__TASK BRIEF__:
Extract the lines that hold the string "name".

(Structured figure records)
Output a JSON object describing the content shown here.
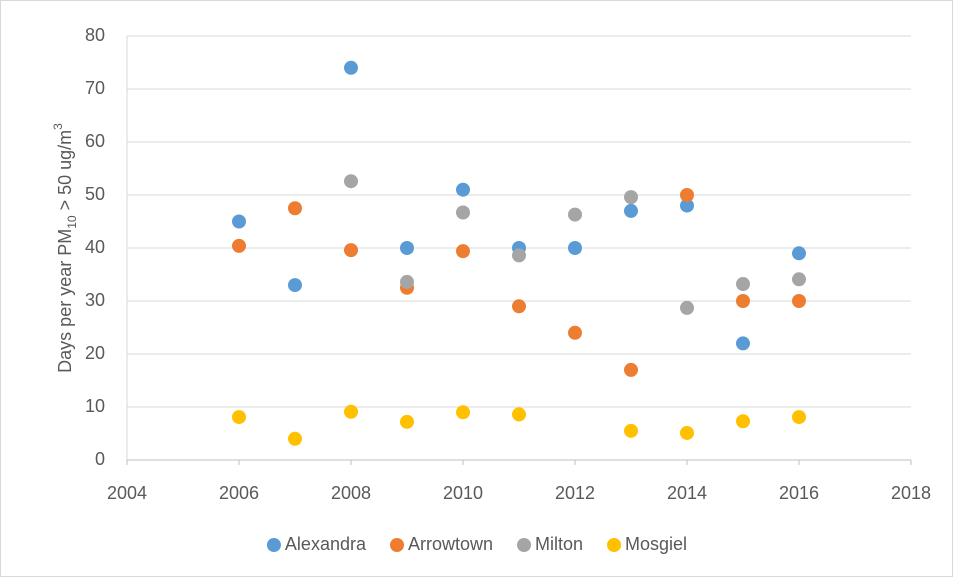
{
  "chart_data": {
    "type": "scatter",
    "y_label": [
      "Days per year PM",
      "10",
      " > 50 ug/m",
      "3"
    ],
    "xlim": [
      2004,
      2018
    ],
    "xticks": [
      2004,
      2006,
      2008,
      2010,
      2012,
      2014,
      2016,
      2018
    ],
    "ylim": [
      0,
      80
    ],
    "yticks": [
      0,
      10,
      20,
      30,
      40,
      50,
      60,
      70,
      80
    ],
    "grid": true,
    "legend": "bottom",
    "series": [
      {
        "name": "Alexandra",
        "color": "#5b9bd5",
        "x": [
          2006,
          2007,
          2008,
          2009,
          2010,
          2011,
          2012,
          2013,
          2014,
          2015,
          2016
        ],
        "values": [
          45,
          33,
          74,
          40,
          51,
          40,
          40,
          47,
          48,
          22,
          39
        ]
      },
      {
        "name": "Arrowtown",
        "color": "#ed7d31",
        "x": [
          2006,
          2007,
          2008,
          2009,
          2010,
          2011,
          2012,
          2013,
          2014,
          2015,
          2016
        ],
        "values": [
          40.4,
          47.5,
          39.6,
          32.5,
          39.4,
          29,
          24,
          17,
          50,
          30,
          30
        ]
      },
      {
        "name": "Milton",
        "color": "#a5a5a5",
        "x": [
          2008,
          2009,
          2010,
          2011,
          2012,
          2013,
          2014,
          2015,
          2016
        ],
        "values": [
          52.6,
          33.6,
          46.7,
          38.6,
          46.3,
          49.6,
          28.7,
          33.2,
          34.1
        ]
      },
      {
        "name": "Mosgiel",
        "color": "#ffc000",
        "x": [
          2006,
          2007,
          2008,
          2009,
          2010,
          2011,
          2013,
          2014,
          2015,
          2016
        ],
        "values": [
          8.1,
          4,
          9.1,
          7.2,
          9,
          8.6,
          5.5,
          5.1,
          7.3,
          8.1
        ]
      }
    ]
  }
}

__TASK OUTPUT__:
        "name": "Alexandra",
        "name": "Arrowtown",
        "name": "Milton",
        "name": "Mosgiel",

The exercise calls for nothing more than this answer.